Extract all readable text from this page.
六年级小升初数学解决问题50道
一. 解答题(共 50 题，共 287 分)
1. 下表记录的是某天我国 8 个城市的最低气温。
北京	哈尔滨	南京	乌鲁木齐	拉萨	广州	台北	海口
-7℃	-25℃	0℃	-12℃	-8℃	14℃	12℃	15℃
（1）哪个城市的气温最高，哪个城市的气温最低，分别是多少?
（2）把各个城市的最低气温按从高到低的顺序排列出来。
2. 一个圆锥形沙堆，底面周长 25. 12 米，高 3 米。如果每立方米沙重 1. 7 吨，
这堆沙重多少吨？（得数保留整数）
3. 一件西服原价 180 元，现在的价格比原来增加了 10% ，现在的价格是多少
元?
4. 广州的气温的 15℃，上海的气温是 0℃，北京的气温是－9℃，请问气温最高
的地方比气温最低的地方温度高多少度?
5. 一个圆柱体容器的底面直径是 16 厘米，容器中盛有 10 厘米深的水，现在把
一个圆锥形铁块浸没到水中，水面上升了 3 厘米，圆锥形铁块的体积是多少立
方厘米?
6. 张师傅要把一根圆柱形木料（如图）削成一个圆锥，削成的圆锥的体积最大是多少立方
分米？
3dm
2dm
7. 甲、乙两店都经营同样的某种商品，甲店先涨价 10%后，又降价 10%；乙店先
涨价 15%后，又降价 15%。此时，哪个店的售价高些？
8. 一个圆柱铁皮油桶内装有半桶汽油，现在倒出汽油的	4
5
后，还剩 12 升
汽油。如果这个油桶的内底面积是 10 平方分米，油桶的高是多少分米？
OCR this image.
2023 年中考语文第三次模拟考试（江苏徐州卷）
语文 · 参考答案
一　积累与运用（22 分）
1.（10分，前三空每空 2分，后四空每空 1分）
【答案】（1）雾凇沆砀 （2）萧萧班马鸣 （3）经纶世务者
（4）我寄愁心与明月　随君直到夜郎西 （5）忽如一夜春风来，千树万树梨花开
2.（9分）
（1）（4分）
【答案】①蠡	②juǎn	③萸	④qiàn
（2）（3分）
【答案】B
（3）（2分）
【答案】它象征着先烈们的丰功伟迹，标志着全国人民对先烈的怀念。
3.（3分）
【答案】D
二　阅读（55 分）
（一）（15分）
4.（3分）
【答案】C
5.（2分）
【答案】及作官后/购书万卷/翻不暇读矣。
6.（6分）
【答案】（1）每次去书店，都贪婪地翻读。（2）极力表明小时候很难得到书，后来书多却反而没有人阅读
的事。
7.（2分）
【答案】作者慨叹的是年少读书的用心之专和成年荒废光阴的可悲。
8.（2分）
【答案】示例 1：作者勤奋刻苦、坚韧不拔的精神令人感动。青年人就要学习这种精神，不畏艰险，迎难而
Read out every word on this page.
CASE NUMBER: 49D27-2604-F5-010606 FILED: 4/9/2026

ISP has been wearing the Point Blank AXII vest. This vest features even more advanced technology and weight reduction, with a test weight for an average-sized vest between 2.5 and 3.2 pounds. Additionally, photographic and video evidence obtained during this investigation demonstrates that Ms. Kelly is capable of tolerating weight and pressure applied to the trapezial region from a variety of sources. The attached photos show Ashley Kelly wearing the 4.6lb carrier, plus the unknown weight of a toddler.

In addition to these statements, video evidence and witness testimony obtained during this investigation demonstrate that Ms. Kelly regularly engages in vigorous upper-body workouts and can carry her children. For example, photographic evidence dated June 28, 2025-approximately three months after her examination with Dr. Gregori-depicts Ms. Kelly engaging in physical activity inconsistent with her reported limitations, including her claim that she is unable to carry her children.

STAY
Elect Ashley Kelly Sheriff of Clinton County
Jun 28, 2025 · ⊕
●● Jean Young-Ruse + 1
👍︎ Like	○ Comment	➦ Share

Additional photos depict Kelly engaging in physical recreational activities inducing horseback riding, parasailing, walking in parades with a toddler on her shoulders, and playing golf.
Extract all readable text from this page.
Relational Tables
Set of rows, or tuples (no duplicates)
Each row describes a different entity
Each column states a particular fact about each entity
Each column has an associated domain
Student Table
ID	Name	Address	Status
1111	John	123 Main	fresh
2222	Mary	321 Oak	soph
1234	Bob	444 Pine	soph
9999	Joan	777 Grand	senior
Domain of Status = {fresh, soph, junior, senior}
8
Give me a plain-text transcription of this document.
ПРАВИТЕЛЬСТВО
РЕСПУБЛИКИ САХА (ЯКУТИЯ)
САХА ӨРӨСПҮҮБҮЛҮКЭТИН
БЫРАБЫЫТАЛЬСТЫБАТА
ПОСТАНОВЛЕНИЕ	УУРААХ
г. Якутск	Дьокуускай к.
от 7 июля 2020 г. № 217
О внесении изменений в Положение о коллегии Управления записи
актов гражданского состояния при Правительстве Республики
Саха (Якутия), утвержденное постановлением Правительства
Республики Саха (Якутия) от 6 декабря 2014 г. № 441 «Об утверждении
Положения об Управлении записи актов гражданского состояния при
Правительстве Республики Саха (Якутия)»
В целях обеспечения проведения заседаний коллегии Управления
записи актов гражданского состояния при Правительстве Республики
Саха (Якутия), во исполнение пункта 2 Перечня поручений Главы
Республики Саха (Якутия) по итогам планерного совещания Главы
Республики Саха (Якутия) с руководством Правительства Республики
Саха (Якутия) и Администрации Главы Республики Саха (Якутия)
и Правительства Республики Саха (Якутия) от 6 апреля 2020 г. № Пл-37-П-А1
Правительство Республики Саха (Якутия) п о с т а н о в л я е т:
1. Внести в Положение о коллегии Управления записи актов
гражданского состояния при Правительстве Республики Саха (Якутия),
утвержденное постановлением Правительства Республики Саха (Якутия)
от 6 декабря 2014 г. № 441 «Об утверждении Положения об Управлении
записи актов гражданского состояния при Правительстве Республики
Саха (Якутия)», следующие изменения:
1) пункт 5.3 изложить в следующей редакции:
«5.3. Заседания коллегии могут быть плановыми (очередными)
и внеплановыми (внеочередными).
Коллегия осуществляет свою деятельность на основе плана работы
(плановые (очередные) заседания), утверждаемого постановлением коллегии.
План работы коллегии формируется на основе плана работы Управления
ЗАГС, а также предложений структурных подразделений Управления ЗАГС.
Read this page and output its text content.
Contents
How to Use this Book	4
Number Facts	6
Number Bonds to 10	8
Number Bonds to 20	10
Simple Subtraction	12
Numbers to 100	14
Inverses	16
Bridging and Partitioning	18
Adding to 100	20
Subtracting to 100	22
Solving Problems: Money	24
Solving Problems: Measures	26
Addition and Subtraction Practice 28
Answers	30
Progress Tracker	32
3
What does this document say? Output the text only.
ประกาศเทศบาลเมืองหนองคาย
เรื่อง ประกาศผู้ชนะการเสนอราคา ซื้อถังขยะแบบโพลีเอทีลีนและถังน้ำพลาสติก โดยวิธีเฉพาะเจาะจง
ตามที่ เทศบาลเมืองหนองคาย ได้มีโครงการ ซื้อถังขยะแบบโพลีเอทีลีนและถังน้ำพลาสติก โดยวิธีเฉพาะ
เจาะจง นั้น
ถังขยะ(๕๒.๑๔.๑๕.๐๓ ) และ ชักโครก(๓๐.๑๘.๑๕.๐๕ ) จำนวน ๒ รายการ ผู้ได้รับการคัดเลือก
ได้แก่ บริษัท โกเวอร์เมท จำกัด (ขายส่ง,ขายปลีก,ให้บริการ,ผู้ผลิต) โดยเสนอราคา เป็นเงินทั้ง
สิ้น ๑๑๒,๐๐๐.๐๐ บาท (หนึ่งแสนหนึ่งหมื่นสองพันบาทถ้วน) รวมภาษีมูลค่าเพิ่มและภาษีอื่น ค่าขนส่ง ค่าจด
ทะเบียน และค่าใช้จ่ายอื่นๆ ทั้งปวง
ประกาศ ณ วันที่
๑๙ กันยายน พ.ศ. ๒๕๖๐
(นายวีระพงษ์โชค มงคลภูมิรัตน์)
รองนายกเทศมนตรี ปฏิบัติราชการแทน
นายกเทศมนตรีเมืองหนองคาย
·····
_TASK PROMPT_. Only the number is needed: state how many lines in the listing contain "основе".

_OUTPUT FOR THIS TASK_. 2